#### Data rows

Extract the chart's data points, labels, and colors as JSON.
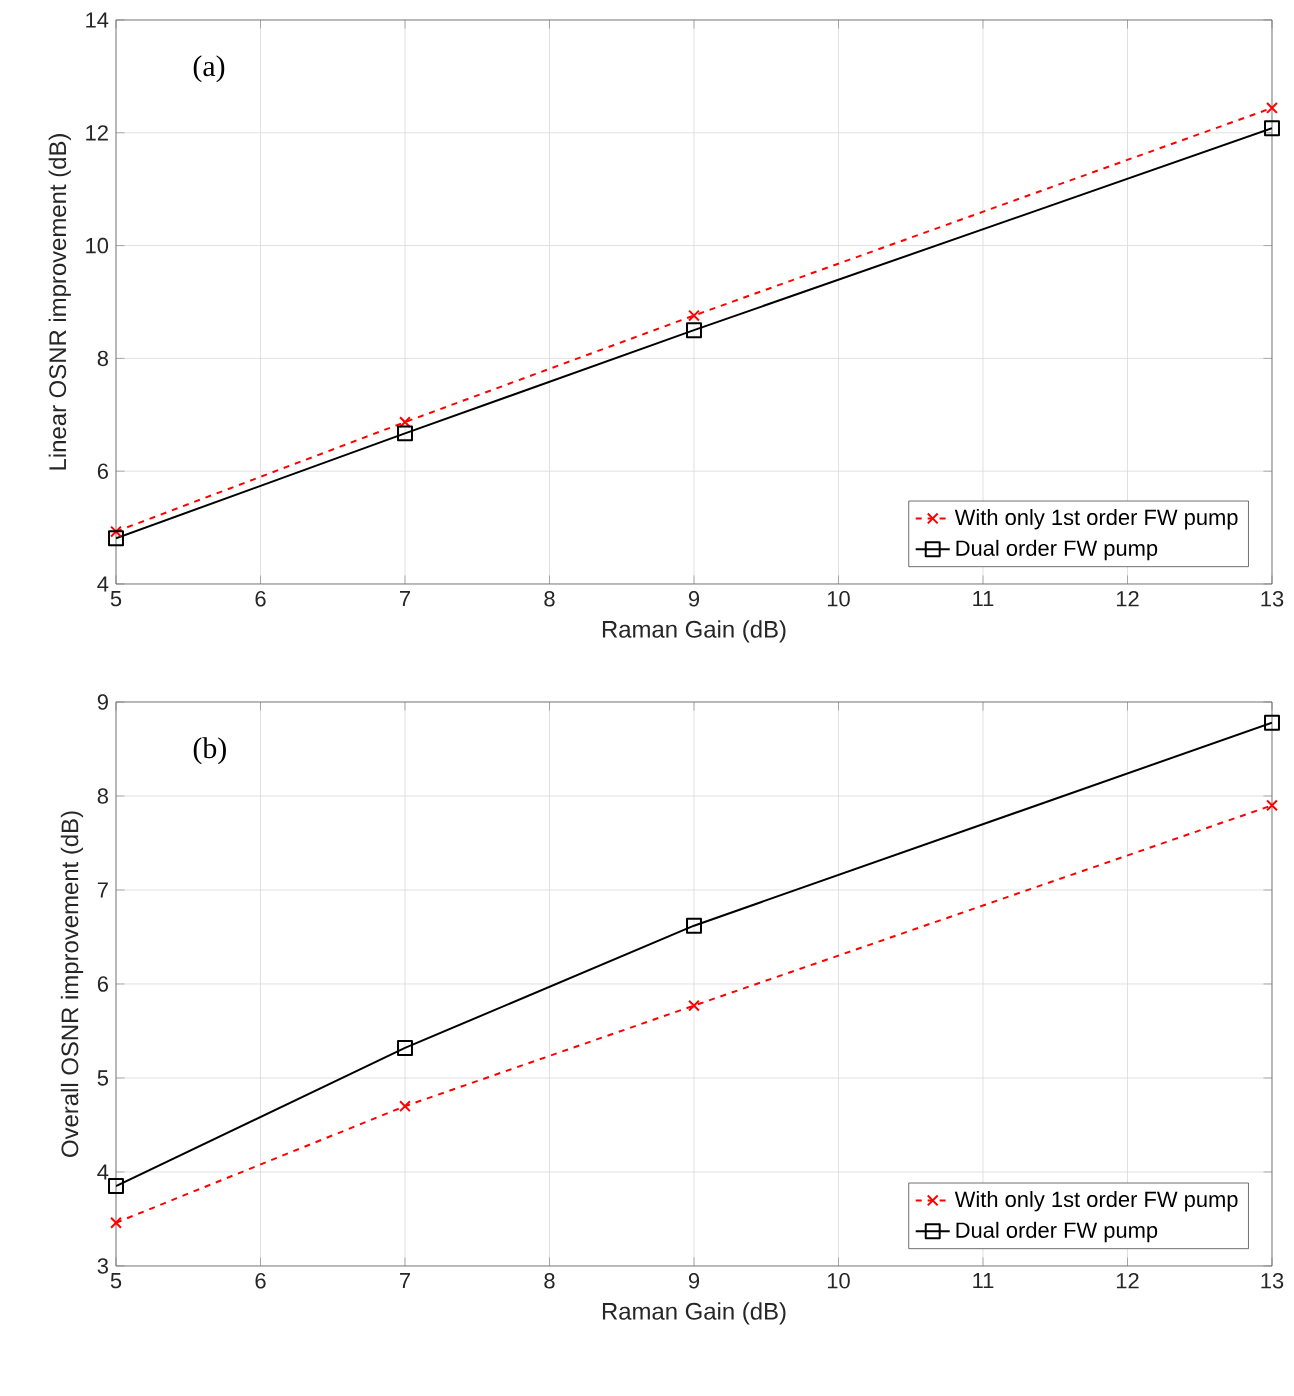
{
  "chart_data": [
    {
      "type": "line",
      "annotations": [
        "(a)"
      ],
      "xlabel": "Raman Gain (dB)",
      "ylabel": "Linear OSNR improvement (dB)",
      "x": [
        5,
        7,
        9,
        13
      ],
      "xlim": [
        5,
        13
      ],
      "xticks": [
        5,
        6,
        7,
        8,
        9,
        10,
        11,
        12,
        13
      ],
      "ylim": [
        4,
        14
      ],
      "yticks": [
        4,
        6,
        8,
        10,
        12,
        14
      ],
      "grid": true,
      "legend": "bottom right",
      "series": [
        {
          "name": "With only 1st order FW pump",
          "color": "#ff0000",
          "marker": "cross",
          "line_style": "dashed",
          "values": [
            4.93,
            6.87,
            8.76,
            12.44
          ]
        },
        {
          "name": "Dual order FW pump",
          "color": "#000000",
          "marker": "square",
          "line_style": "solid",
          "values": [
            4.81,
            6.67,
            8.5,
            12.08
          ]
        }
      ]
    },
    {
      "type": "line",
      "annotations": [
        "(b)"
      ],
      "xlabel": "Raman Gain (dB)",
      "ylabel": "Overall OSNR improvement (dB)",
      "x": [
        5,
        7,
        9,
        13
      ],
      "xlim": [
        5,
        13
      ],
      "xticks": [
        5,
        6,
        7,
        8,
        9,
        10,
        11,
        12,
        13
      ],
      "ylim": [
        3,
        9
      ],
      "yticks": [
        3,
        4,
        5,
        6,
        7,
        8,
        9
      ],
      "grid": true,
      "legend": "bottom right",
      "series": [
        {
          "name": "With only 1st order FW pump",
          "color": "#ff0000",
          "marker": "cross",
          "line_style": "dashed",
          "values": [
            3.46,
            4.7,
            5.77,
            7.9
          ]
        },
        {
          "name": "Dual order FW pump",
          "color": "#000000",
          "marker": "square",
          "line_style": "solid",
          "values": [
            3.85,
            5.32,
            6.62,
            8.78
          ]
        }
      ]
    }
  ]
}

#### Set problem
Every line should be retyped exactly, with the pictures omitted.

#### Exercise output
Extract the chart's data points, labels, and colors as JSON.
{
  "chart_data": [
    {
      "type": "line",
      "annotations": [
        "(a)"
      ],
      "xlabel": "Raman Gain (dB)",
      "ylabel": "Linear OSNR improvement (dB)",
      "x": [
        5,
        7,
        9,
        13
      ],
      "xlim": [
        5,
        13
      ],
      "xticks": [
        5,
        6,
        7,
        8,
        9,
        10,
        11,
        12,
        13
      ],
      "ylim": [
        4,
        14
      ],
      "yticks": [
        4,
        6,
        8,
        10,
        12,
        14
      ],
      "grid": true,
      "legend": "bottom right",
      "series": [
        {
          "name": "With only 1st order FW pump",
          "color": "#ff0000",
          "marker": "cross",
          "line_style": "dashed",
          "values": [
            4.93,
            6.87,
            8.76,
            12.44
          ]
        },
        {
          "name": "Dual order FW pump",
          "color": "#000000",
          "marker": "square",
          "line_style": "solid",
          "values": [
            4.81,
            6.67,
            8.5,
            12.08
          ]
        }
      ]
    },
    {
      "type": "line",
      "annotations": [
        "(b)"
      ],
      "xlabel": "Raman Gain (dB)",
      "ylabel": "Overall OSNR improvement (dB)",
      "x": [
        5,
        7,
        9,
        13
      ],
      "xlim": [
        5,
        13
      ],
      "xticks": [
        5,
        6,
        7,
        8,
        9,
        10,
        11,
        12,
        13
      ],
      "ylim": [
        3,
        9
      ],
      "yticks": [
        3,
        4,
        5,
        6,
        7,
        8,
        9
      ],
      "grid": true,
      "legend": "bottom right",
      "series": [
        {
          "name": "With only 1st order FW pump",
          "color": "#ff0000",
          "marker": "cross",
          "line_style": "dashed",
          "values": [
            3.46,
            4.7,
            5.77,
            7.9
          ]
        },
        {
          "name": "Dual order FW pump",
          "color": "#000000",
          "marker": "square",
          "line_style": "solid",
          "values": [
            3.85,
            5.32,
            6.62,
            8.78
          ]
        }
      ]
    }
  ]
}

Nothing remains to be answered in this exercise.